> [Data entries]:
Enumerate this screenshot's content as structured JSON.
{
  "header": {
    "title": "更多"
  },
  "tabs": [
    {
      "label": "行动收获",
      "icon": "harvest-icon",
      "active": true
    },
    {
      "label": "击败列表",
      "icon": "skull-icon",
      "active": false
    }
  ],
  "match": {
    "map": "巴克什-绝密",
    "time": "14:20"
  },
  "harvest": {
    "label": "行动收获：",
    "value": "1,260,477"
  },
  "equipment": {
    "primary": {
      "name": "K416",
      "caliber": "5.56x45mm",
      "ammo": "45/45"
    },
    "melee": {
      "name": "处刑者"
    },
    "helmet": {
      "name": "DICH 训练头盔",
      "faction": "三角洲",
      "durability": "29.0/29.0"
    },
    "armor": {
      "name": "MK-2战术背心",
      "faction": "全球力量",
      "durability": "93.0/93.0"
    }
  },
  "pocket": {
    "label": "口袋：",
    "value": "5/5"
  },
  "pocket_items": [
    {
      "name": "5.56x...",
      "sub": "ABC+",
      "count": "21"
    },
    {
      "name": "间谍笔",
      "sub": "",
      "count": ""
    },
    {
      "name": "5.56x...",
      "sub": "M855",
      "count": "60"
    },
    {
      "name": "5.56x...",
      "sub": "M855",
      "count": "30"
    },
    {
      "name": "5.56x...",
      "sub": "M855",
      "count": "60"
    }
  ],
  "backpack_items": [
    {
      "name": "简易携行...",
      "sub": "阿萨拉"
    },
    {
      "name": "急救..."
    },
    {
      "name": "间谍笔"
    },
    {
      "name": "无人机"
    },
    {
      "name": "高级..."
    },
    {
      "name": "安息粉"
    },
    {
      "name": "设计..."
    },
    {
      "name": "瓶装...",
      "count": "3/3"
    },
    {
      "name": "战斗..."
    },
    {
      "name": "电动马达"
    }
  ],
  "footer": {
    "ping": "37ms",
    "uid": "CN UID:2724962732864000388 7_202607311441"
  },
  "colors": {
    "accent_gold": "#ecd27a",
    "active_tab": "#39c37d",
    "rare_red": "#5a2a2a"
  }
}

> [Short exercise]: Please reproduce each line exactly as written.

> [Exercise response]:
Enumerate this screenshot's content as structured JSON.
{
  "header": {
    "title": "更多"
  },
  "tabs": [
    {
      "label": "行动收获",
      "icon": "harvest-icon",
      "active": true
    },
    {
      "label": "击败列表",
      "icon": "skull-icon",
      "active": false
    }
  ],
  "match": {
    "map": "巴克什-绝密",
    "time": "14:20"
  },
  "harvest": {
    "label": "行动收获：",
    "value": "1,260,477"
  },
  "equipment": {
    "primary": {
      "name": "K416",
      "caliber": "5.56x45mm",
      "ammo": "45/45"
    },
    "melee": {
      "name": "处刑者"
    },
    "helmet": {
      "name": "DICH 训练头盔",
      "faction": "三角洲",
      "durability": "29.0/29.0"
    },
    "armor": {
      "name": "MK-2战术背心",
      "faction": "全球力量",
      "durability": "93.0/93.0"
    }
  },
  "pocket": {
    "label": "口袋：",
    "value": "5/5"
  },
  "pocket_items": [
    {
      "name": "5.56x...",
      "sub": "ABC+",
      "count": "21"
    },
    {
      "name": "间谍笔",
      "sub": "",
      "count": ""
    },
    {
      "name": "5.56x...",
      "sub": "M855",
      "count": "60"
    },
    {
      "name": "5.56x...",
      "sub": "M855",
      "count": "30"
    },
    {
      "name": "5.56x...",
      "sub": "M855",
      "count": "60"
    }
  ],
  "backpack_items": [
    {
      "name": "简易携行...",
      "sub": "阿萨拉"
    },
    {
      "name": "急救..."
    },
    {
      "name": "间谍笔"
    },
    {
      "name": "无人机"
    },
    {
      "name": "高级..."
    },
    {
      "name": "安息粉"
    },
    {
      "name": "设计..."
    },
    {
      "name": "瓶装...",
      "count": "3/3"
    },
    {
      "name": "战斗..."
    },
    {
      "name": "电动马达"
    }
  ],
  "footer": {
    "ping": "37ms",
    "uid": "CN UID:2724962732864000388 7_202607311441"
  },
  "colors": {
    "accent_gold": "#ecd27a",
    "active_tab": "#39c37d",
    "rare_red": "#5a2a2a"
  }
}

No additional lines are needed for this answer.